## [TO DO]
In the entries, find all lines that hold the word "text" and copy them.

## [RECORDS TO USE]
>> Start

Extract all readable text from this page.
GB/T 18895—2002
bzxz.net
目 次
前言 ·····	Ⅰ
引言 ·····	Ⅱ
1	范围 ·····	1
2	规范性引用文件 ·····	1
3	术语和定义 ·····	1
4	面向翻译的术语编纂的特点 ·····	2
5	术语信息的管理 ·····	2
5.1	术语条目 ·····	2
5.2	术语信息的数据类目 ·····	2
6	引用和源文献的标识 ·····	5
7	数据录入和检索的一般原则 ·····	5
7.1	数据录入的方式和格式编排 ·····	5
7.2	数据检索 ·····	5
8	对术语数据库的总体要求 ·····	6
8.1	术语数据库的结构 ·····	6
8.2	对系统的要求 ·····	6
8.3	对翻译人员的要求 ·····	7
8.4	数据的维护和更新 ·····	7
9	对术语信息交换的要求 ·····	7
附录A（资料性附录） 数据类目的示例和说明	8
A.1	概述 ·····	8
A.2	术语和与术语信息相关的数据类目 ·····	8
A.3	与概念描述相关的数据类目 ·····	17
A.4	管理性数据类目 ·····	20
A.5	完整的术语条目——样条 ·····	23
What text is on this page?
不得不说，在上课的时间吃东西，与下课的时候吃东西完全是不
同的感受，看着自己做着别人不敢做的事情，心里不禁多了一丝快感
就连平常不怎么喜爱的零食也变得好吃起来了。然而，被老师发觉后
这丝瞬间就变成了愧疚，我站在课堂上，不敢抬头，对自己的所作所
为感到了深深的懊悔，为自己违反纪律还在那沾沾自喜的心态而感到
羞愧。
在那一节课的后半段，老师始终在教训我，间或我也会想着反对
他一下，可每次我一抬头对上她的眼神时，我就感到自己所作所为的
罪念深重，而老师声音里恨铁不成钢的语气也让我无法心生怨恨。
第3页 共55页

>> End

## [RESPONSE FOR THIS EXERCISE]
Extract all readable text from this page.
What text is on this page?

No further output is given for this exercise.